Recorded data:
##############################
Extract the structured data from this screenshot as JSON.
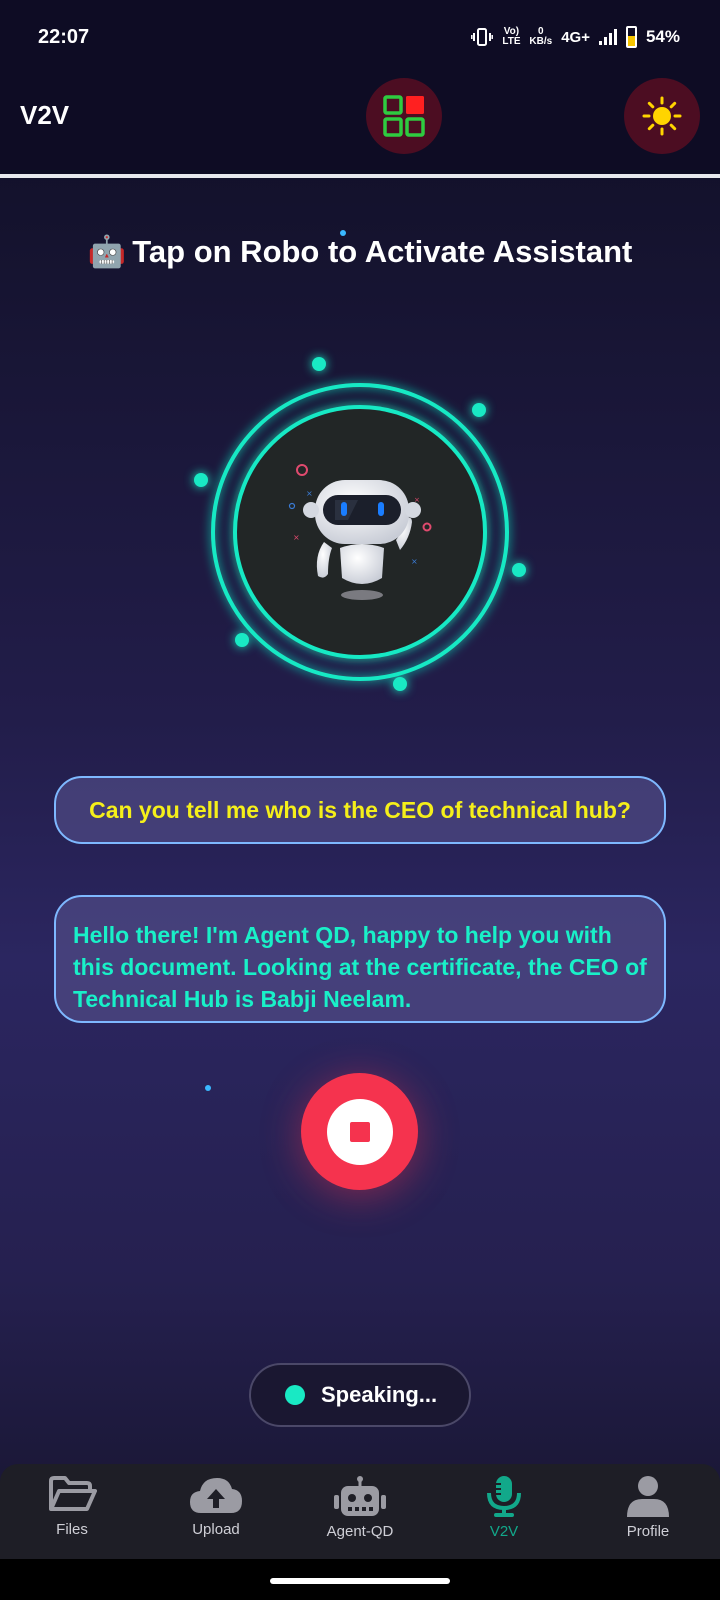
{
  "status_bar": {
    "time": "22:07",
    "volte": "Vo) LTE",
    "data_speed_value": "0",
    "data_speed_unit": "KB/s",
    "network": "4G+",
    "battery_percent": "54%",
    "battery_level": 0.54
  },
  "header": {
    "title": "V2V",
    "grid_icon": "grid-icon",
    "theme_icon": "sun-icon",
    "colors": {
      "button_bg": "#4c0d22",
      "grid_green": "#2ecc40",
      "grid_red": "#ff2020",
      "sun": "#ffd400"
    }
  },
  "main": {
    "instruction_emoji": "🤖",
    "instruction": "Tap on Robo to Activate Assistant",
    "robot_icon": "robot-avatar",
    "question": "Can you tell me who is the CEO of technical hub?",
    "answer": "Hello there! I'm Agent QD, happy to help you with this document. Looking at the certificate, the CEO of Technical Hub is Babji Neelam.",
    "stop_icon": "stop-icon",
    "status": "Speaking...",
    "colors": {
      "accent": "#19e9c4",
      "question_text": "#f5ef1a",
      "answer_text": "#19f0c8",
      "stop": "#f5334e",
      "bubble_border": "#7eb8ff"
    }
  },
  "bottom_nav": {
    "items": [
      {
        "label": "Files",
        "icon": "folder-icon",
        "active": false
      },
      {
        "label": "Upload",
        "icon": "cloud-upload-icon",
        "active": false
      },
      {
        "label": "Agent-QD",
        "icon": "robot-icon",
        "active": false
      },
      {
        "label": "V2V",
        "icon": "microphone-icon",
        "active": true
      },
      {
        "label": "Profile",
        "icon": "user-icon",
        "active": false
      }
    ],
    "active_color": "#12a88a"
  }
}
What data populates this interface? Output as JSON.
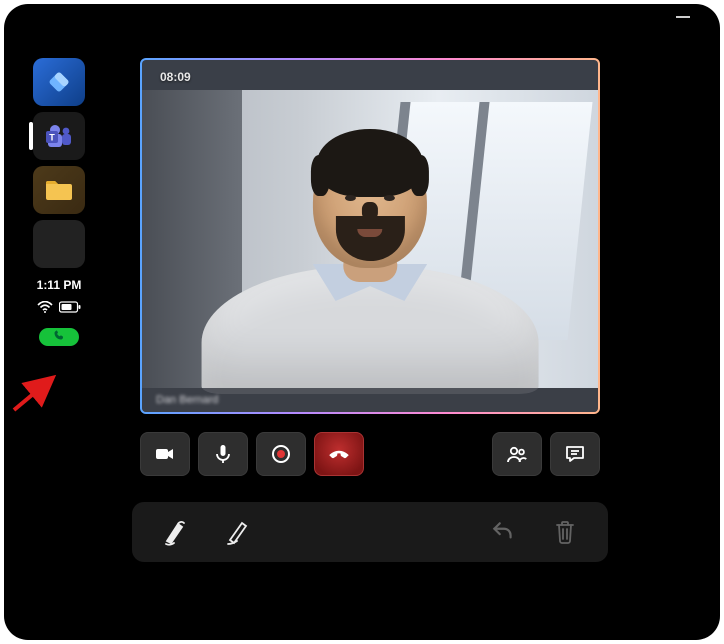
{
  "sidebar": {
    "apps": [
      {
        "id": "app-dynamics",
        "icon": "diamond-icon"
      },
      {
        "id": "app-teams",
        "icon": "teams-icon",
        "active": true
      },
      {
        "id": "app-files",
        "icon": "folder-icon"
      },
      {
        "id": "app-contact",
        "icon": "avatar-icon"
      }
    ],
    "time": "1:11 PM",
    "wifi": true,
    "battery": true,
    "active_call_indicator": true
  },
  "annotation": {
    "arrow_points_to": "active-call-pill"
  },
  "call": {
    "duration": "08:09",
    "participant_name": "Dan Bernard",
    "controls": {
      "camera": "camera-icon",
      "mic": "mic-icon",
      "record": "record-icon",
      "end": "end-call-icon",
      "people": "people-icon",
      "chat": "chat-icon"
    }
  },
  "toolbar": {
    "tools": {
      "pointer": "pointer-pen-icon",
      "pen": "pen-icon",
      "undo": "undo-icon",
      "delete": "trash-icon"
    }
  },
  "window": {
    "minimize": "—"
  }
}
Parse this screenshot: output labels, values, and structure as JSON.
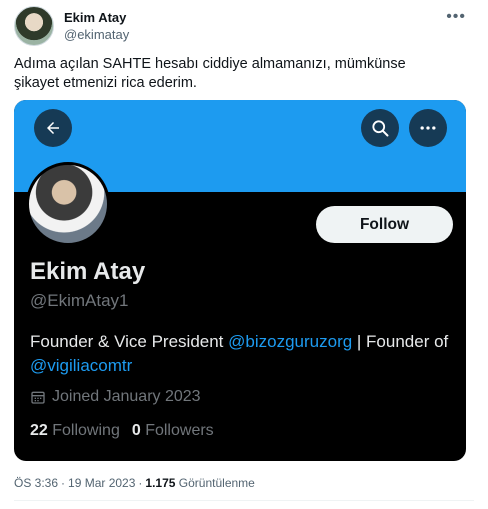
{
  "tweet": {
    "author_name": "Ekim Atay",
    "author_handle": "@ekimatay",
    "more_icon": "ellipsis-icon",
    "text": "Adıma açılan SAHTE hesabı ciddiye almamanızı, mümkünse şikayet etmenizi rica ederim."
  },
  "card": {
    "buttons": {
      "back_icon": "arrow-left-icon",
      "search_icon": "search-icon",
      "more_icon": "ellipsis-icon"
    },
    "follow_label": "Follow",
    "display_name": "Ekim Atay",
    "handle": "@EkimAtay1",
    "bio": {
      "part1": "Founder & Vice President ",
      "mention1": "@bizozguruzorg",
      "part2": " | Founder of ",
      "mention2": "@vigiliacomtr"
    },
    "joined": "Joined January 2023",
    "following_count": "22",
    "following_label": "Following",
    "followers_count": "0",
    "followers_label": "Followers",
    "colors": {
      "banner": "#1d9bf0",
      "background": "#000000",
      "link": "#1d9bf0"
    }
  },
  "meta": {
    "time": "ÖS 3:36",
    "date": "19 Mar 2023",
    "views_count": "1.175",
    "views_label": "Görüntülenme"
  }
}
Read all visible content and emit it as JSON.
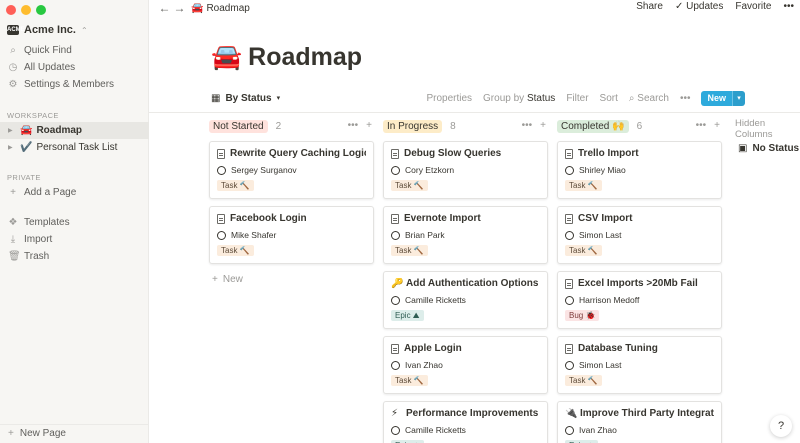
{
  "window": {
    "traffic_colors": [
      "#ff5f57",
      "#febc2e",
      "#28c840"
    ]
  },
  "workspace": {
    "logo": "ACME",
    "name": "Acme Inc.",
    "caret": "⌃"
  },
  "sidebar": {
    "top_items": [
      {
        "icon": "search-icon",
        "glyph": "⌕",
        "label": "Quick Find"
      },
      {
        "icon": "clock-icon",
        "glyph": "◷",
        "label": "All Updates"
      },
      {
        "icon": "gear-icon",
        "glyph": "⚙",
        "label": "Settings & Members"
      }
    ],
    "workspace_label": "WORKSPACE",
    "pages": [
      {
        "emoji": "🚘",
        "label": "Roadmap",
        "active": true
      },
      {
        "emoji": "✔️",
        "label": "Personal Task List",
        "active": false
      }
    ],
    "private_label": "PRIVATE",
    "add_page": "Add a Page",
    "bottom_items": [
      {
        "icon": "templates-icon",
        "glyph": "❖",
        "label": "Templates"
      },
      {
        "icon": "import-icon",
        "glyph": "⤓",
        "label": "Import"
      },
      {
        "icon": "trash-icon",
        "glyph": "🗑",
        "label": "Trash"
      }
    ],
    "new_page": "New Page"
  },
  "topbar": {
    "back": "←",
    "forward": "→",
    "crumb_emoji": "🚘",
    "crumb_label": "Roadmap",
    "share": "Share",
    "updates": "Updates",
    "favorite": "Favorite",
    "more": "•••"
  },
  "page": {
    "emoji": "🚘",
    "title": "Roadmap"
  },
  "view": {
    "tab_label": "By Status",
    "properties": "Properties",
    "group_by_prefix": "Group by",
    "group_by_value": "Status",
    "filter": "Filter",
    "sort": "Sort",
    "search": "Search",
    "more": "•••",
    "new": "New",
    "new_caret": "▾"
  },
  "columns": [
    {
      "name": "Not Started",
      "bg": "#ffe2dd",
      "count": "2",
      "cards": [
        {
          "icon": "doc",
          "title": "Rewrite Query Caching Logic",
          "person": "Sergey Surganov",
          "tag": "Task 🔨",
          "tag_type": "task"
        },
        {
          "icon": "doc",
          "title": "Facebook Login",
          "person": "Mike Shafer",
          "tag": "Task 🔨",
          "tag_type": "task"
        }
      ],
      "new_label": "New"
    },
    {
      "name": "In Progress",
      "bg": "#fdecc8",
      "count": "8",
      "cards": [
        {
          "icon": "doc",
          "title": "Debug Slow Queries",
          "person": "Cory Etzkorn",
          "tag": "Task 🔨",
          "tag_type": "task"
        },
        {
          "icon": "doc",
          "title": "Evernote Import",
          "person": "Brian Park",
          "tag": "Task 🔨",
          "tag_type": "task"
        },
        {
          "icon": "key",
          "emoji": "🔑",
          "title": "Add Authentication Options",
          "person": "Camille Ricketts",
          "tag": "Epic ⛰",
          "tag_type": "epic"
        },
        {
          "icon": "doc",
          "title": "Apple Login",
          "person": "Ivan Zhao",
          "tag": "Task 🔨",
          "tag_type": "task"
        },
        {
          "icon": "bolt",
          "emoji": "⚡",
          "title": "Performance Improvements",
          "person": "Camille Ricketts",
          "tag": "Epic ⛰",
          "tag_type": "epic"
        }
      ]
    },
    {
      "name": "Completed 🙌",
      "bg": "#dbeddb",
      "count": "6",
      "cards": [
        {
          "icon": "doc",
          "title": "Trello Import",
          "person": "Shirley Miao",
          "tag": "Task 🔨",
          "tag_type": "task"
        },
        {
          "icon": "doc",
          "title": "CSV Import",
          "person": "Simon Last",
          "tag": "Task 🔨",
          "tag_type": "task"
        },
        {
          "icon": "doc",
          "title": "Excel Imports >20Mb Fail",
          "person": "Harrison Medoff",
          "tag": "Bug 🐞",
          "tag_type": "bug"
        },
        {
          "icon": "doc",
          "title": "Database Tuning",
          "person": "Simon Last",
          "tag": "Task 🔨",
          "tag_type": "task"
        },
        {
          "icon": "plug",
          "emoji": "🔌",
          "title": "Improve Third Party Integrations",
          "person": "Ivan Zhao",
          "tag": "Epic ⛰",
          "tag_type": "epic"
        }
      ]
    }
  ],
  "hidden_columns": {
    "label": "Hidden Columns",
    "no_status": "No Status"
  },
  "help": "?"
}
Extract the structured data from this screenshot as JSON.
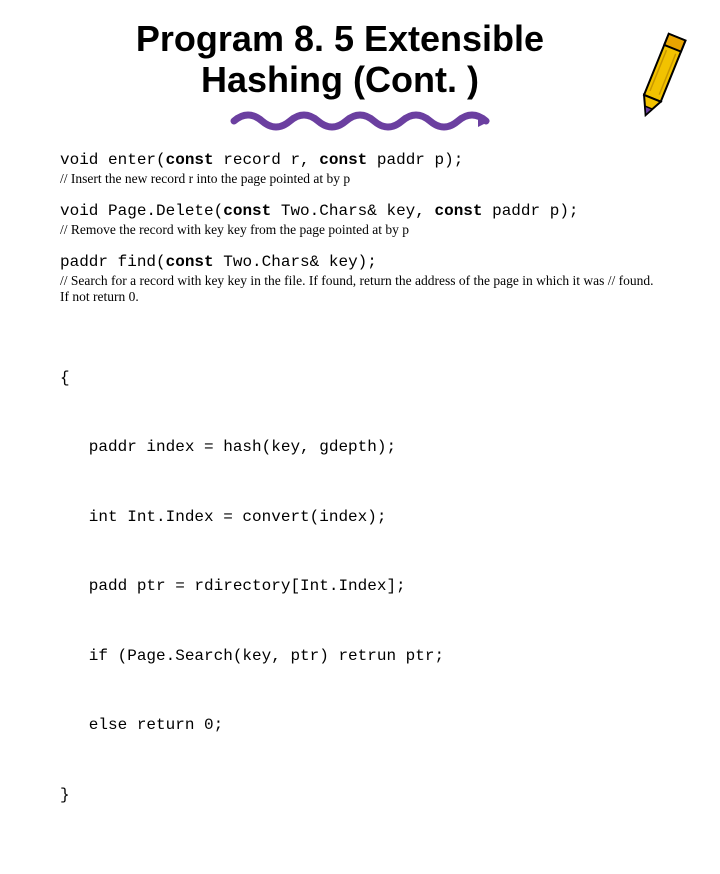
{
  "title": "Program 8. 5 Extensible Hashing (Cont. )",
  "func1": {
    "pre": "void enter(",
    "kw1": "const",
    "mid1": " record r, ",
    "kw2": "const",
    "post": " paddr p);"
  },
  "comment1": "// Insert the new record r into the page pointed at by p",
  "func2": {
    "pre": "void Page.Delete(",
    "kw1": "const",
    "mid1": " Two.Chars& key, ",
    "kw2": "const",
    "post": " paddr p);"
  },
  "comment2": "// Remove the record with key key from the page pointed at by p",
  "func3": {
    "pre": "paddr find(",
    "kw1": "const",
    "post": " Two.Chars& key);"
  },
  "comment3": "// Search for a record with key key in the file. If found, return the address of the page in which it was // found. If not return 0.",
  "code": {
    "l1": "{",
    "l2": "   paddr index = hash(key, gdepth);",
    "l3": "   int Int.Index = convert(index);",
    "l4": "   padd ptr = rdirectory[Int.Index];",
    "l5": "   if (Page.Search(key, ptr) retrun ptr;",
    "l6": "   else return 0;",
    "l7": "}"
  }
}
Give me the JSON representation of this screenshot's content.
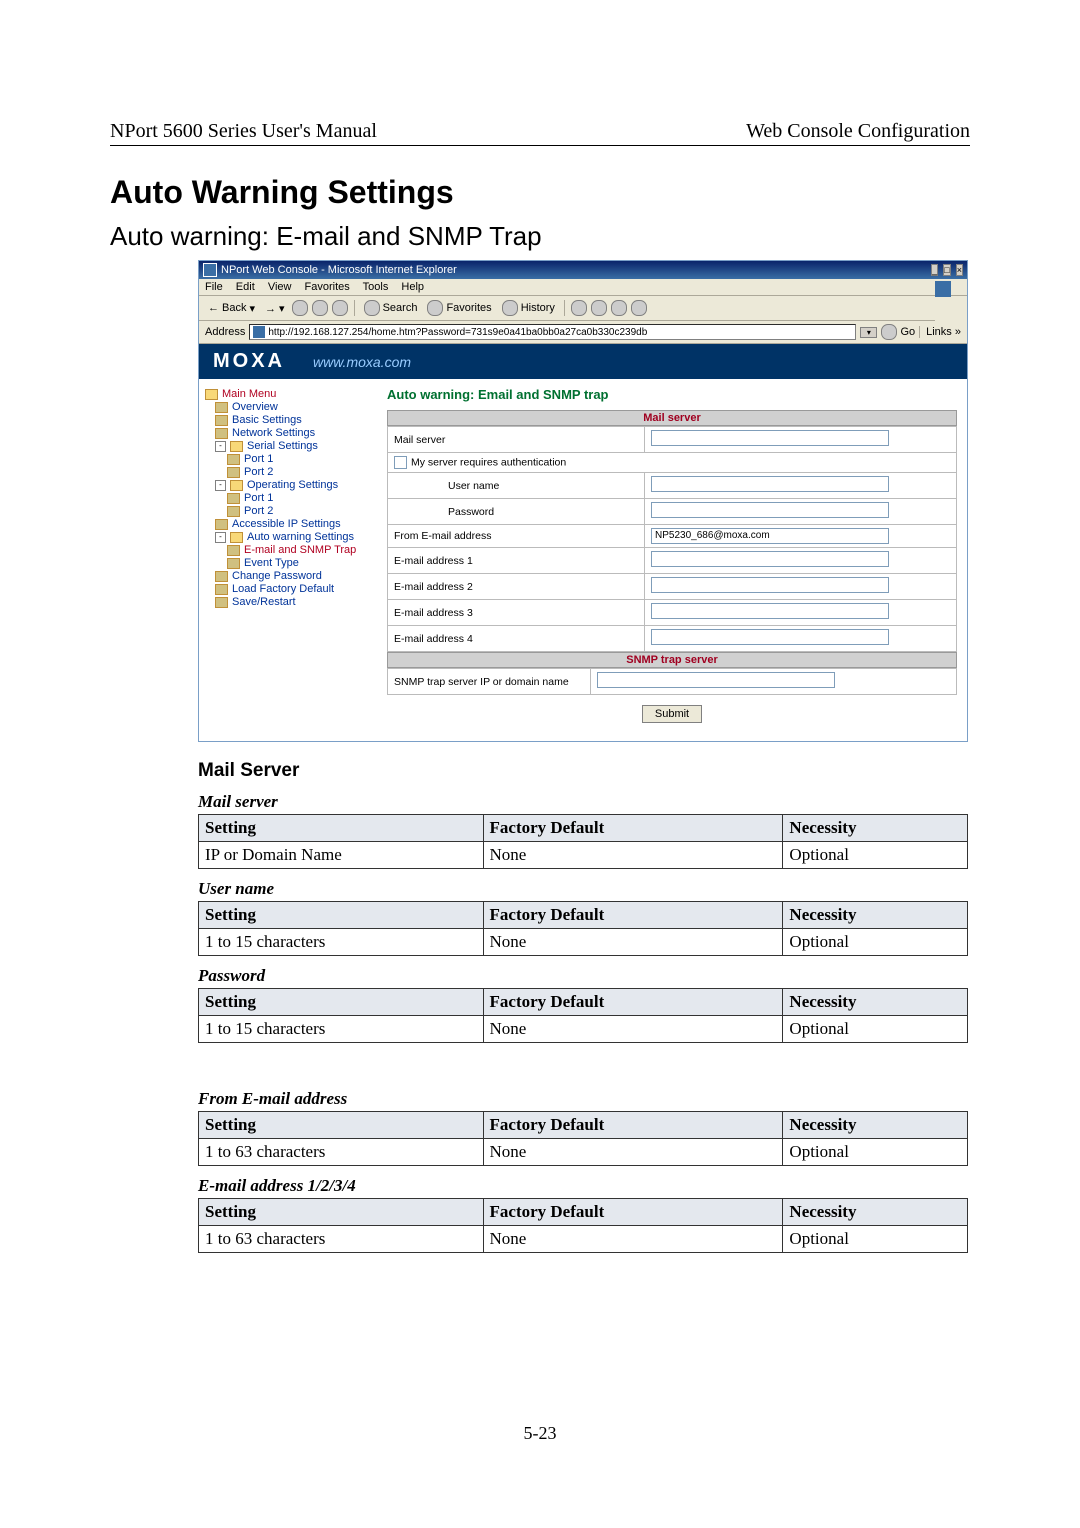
{
  "header": {
    "left": "NPort 5600 Series User's Manual",
    "right": "Web Console Configuration"
  },
  "h1": "Auto Warning Settings",
  "h2": "Auto warning: E-mail and SNMP Trap",
  "h3": "Mail Server",
  "tableHeaders": {
    "c1": "Setting",
    "c2": "Factory Default",
    "c3": "Necessity"
  },
  "tables": {
    "mailserver": {
      "label": "Mail server",
      "setting": "IP or Domain Name",
      "def": "None",
      "nec": "Optional"
    },
    "username": {
      "label": "User name",
      "setting": "1 to 15 characters",
      "def": "None",
      "nec": "Optional"
    },
    "password": {
      "label": "Password",
      "setting": "1 to 15 characters",
      "def": "None",
      "nec": "Optional"
    },
    "from": {
      "label": "From E-mail address",
      "setting": "1 to 63 characters",
      "def": "None",
      "nec": "Optional"
    },
    "addr": {
      "label": "E-mail address 1/2/3/4",
      "setting": "1 to 63 characters",
      "def": "None",
      "nec": "Optional"
    }
  },
  "shot": {
    "title": "NPort Web Console - Microsoft Internet Explorer",
    "win": {
      "min": "_",
      "max": "□",
      "close": "×"
    },
    "menu": [
      "File",
      "Edit",
      "View",
      "Favorites",
      "Tools",
      "Help"
    ],
    "toolbar": {
      "back": "Back",
      "search": "Search",
      "fav": "Favorites",
      "history": "History"
    },
    "address": {
      "label": "Address",
      "value": "http://192.168.127.254/home.htm?Password=731s9e0a41ba0bb0a27ca0b330c239db",
      "go": "Go",
      "links": "Links"
    },
    "brand": "MOXA",
    "brand_url": "www.moxa.com",
    "menu_root": "Main Menu",
    "side": {
      "overview": "Overview",
      "basic": "Basic Settings",
      "network": "Network Settings",
      "serial": "Serial Settings",
      "p1": "Port 1",
      "p2": "Port 2",
      "operating": "Operating Settings",
      "accessible": "Accessible IP Settings",
      "autow": "Auto warning Settings",
      "email_snmp": "E-mail and SNMP Trap",
      "event": "Event Type",
      "chpw": "Change Password",
      "loaddef": "Load Factory Default",
      "save": "Save/Restart"
    },
    "ctitle": "Auto warning: Email and SNMP trap",
    "sect_mail": "Mail server",
    "sect_snmp": "SNMP trap server",
    "form": {
      "mailserver": "Mail server",
      "auth": "My server requires authentication",
      "user": "User name",
      "pass": "Password",
      "from": "From E-mail address",
      "from_val": "NP5230_686@moxa.com",
      "e1": "E-mail address 1",
      "e2": "E-mail address 2",
      "e3": "E-mail address 3",
      "e4": "E-mail address 4",
      "snmp": "SNMP trap server IP or domain name",
      "submit": "Submit"
    }
  },
  "pagenum": "5-23"
}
##############################
◆ WRITTEN REQUEST:
Each line that contains the string "paddr" counts once; say how many there are and nothing else.

◆ COMPLETE ANSWER:
4